WHAT IS ASKED ▸ Copy out the lines that have "page" in them.

--- start of DATA PROVIDED ---

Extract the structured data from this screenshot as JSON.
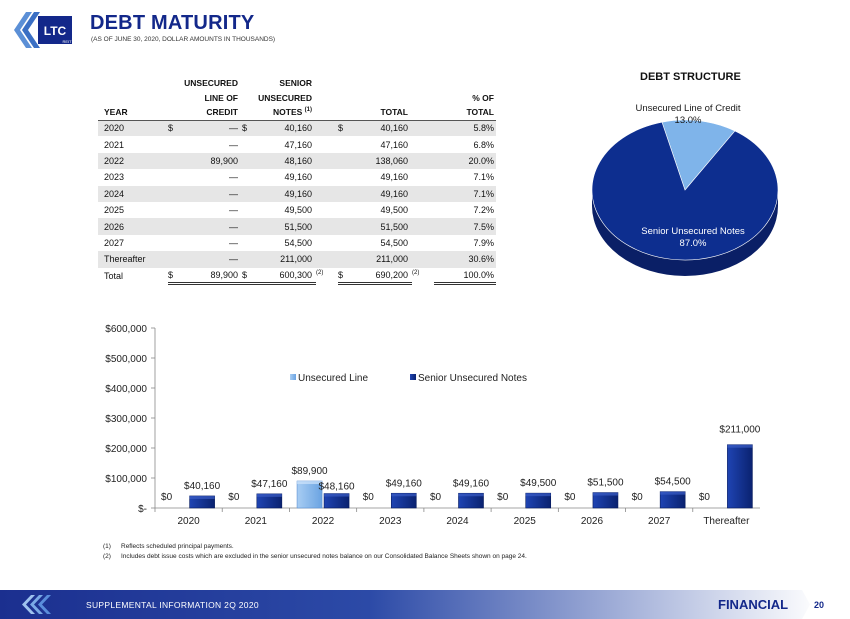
{
  "header": {
    "logo_text": "LTC",
    "logo_sub": "REIT",
    "title": "DEBT MATURITY",
    "subtitle": "(AS OF JUNE 30, 2020, DOLLAR AMOUNTS IN THOUSANDS)"
  },
  "table": {
    "header_rows": [
      [
        "",
        "UNSECURED",
        "SENIOR",
        "",
        ""
      ],
      [
        "",
        "LINE OF",
        "UNSECURED",
        "",
        "% OF"
      ],
      [
        "YEAR",
        "CREDIT",
        "NOTES",
        "TOTAL",
        "TOTAL"
      ]
    ],
    "notes_sup": "(1)",
    "rows": [
      {
        "year": "2020",
        "d1": "$",
        "credit": "—",
        "d2": "$",
        "notes": "40,160",
        "d3": "$",
        "total": "40,160",
        "pct": "5.8%"
      },
      {
        "year": "2021",
        "d1": "",
        "credit": "—",
        "d2": "",
        "notes": "47,160",
        "d3": "",
        "total": "47,160",
        "pct": "6.8%"
      },
      {
        "year": "2022",
        "d1": "",
        "credit": "89,900",
        "d2": "",
        "notes": "48,160",
        "d3": "",
        "total": "138,060",
        "pct": "20.0%"
      },
      {
        "year": "2023",
        "d1": "",
        "credit": "—",
        "d2": "",
        "notes": "49,160",
        "d3": "",
        "total": "49,160",
        "pct": "7.1%"
      },
      {
        "year": "2024",
        "d1": "",
        "credit": "—",
        "d2": "",
        "notes": "49,160",
        "d3": "",
        "total": "49,160",
        "pct": "7.1%"
      },
      {
        "year": "2025",
        "d1": "",
        "credit": "—",
        "d2": "",
        "notes": "49,500",
        "d3": "",
        "total": "49,500",
        "pct": "7.2%"
      },
      {
        "year": "2026",
        "d1": "",
        "credit": "—",
        "d2": "",
        "notes": "51,500",
        "d3": "",
        "total": "51,500",
        "pct": "7.5%"
      },
      {
        "year": "2027",
        "d1": "",
        "credit": "—",
        "d2": "",
        "notes": "54,500",
        "d3": "",
        "total": "54,500",
        "pct": "7.9%"
      },
      {
        "year": "Thereafter",
        "d1": "",
        "credit": "—",
        "d2": "",
        "notes": "211,000",
        "d3": "",
        "total": "211,000",
        "pct": "30.6%"
      }
    ],
    "total_row": {
      "year": "Total",
      "d1": "$",
      "credit": "89,900",
      "d2": "$",
      "notes": "600,300",
      "notes_note": "(2)",
      "d3": "$",
      "total": "690,200",
      "total_note": "(2)",
      "pct": "100.0%"
    }
  },
  "footnotes": [
    {
      "n": "(1)",
      "text": "Reflects scheduled principal payments."
    },
    {
      "n": "(2)",
      "text": "Includes debt issue costs which are excluded in the senior unsecured notes balance on our Consolidated Balance Sheets shown on page 24."
    }
  ],
  "footer": {
    "left": "SUPPLEMENTAL INFORMATION 2Q 2020",
    "section": "FINANCIAL",
    "page": "20"
  },
  "colors": {
    "brand": "#13288a",
    "senior": "#0d2e8f",
    "unsecured": "#7fb4ea"
  },
  "chart_data": [
    {
      "type": "pie",
      "title": "DEBT STRUCTURE",
      "slices": [
        {
          "label": "Unsecured Line of Credit",
          "value": 13.0,
          "display": "13.0%",
          "color": "#7fb4ea"
        },
        {
          "label": "Senior Unsecured Notes",
          "value": 87.0,
          "display": "87.0%",
          "color": "#0d2e8f"
        }
      ]
    },
    {
      "type": "bar",
      "categories": [
        "2020",
        "2021",
        "2022",
        "2023",
        "2024",
        "2025",
        "2026",
        "2027",
        "Thereafter"
      ],
      "series": [
        {
          "name": "Unsecured Line",
          "color": "#7fb4ea",
          "values": [
            0,
            0,
            89900,
            0,
            0,
            0,
            0,
            0,
            0
          ],
          "labels": [
            "$0",
            "$0",
            "$89,900",
            "$0",
            "$0",
            "$0",
            "$0",
            "$0",
            "$0"
          ]
        },
        {
          "name": "Senior Unsecured Notes",
          "color": "#0d2e8f",
          "values": [
            40160,
            47160,
            48160,
            49160,
            49160,
            49500,
            51500,
            54500,
            211000
          ],
          "labels": [
            "$40,160",
            "$47,160",
            "$48,160",
            "$49,160",
            "$49,160",
            "$49,500",
            "$51,500",
            "$54,500",
            "$211,000"
          ]
        }
      ],
      "yticks": [
        "$-",
        "$100,000",
        "$200,000",
        "$300,000",
        "$400,000",
        "$500,000",
        "$600,000"
      ],
      "ylim": [
        0,
        600000
      ],
      "legend": "top-center",
      "grid": false
    }
  ]
}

--- end of DATA PROVIDED ---

SOLUTION FOR THIS EXERCISE ▸
      "text": "Includes debt issue costs which are excluded in the senior unsecured notes balance on our Consolidated Balance Sheets shown on page 24."
    "page": "20"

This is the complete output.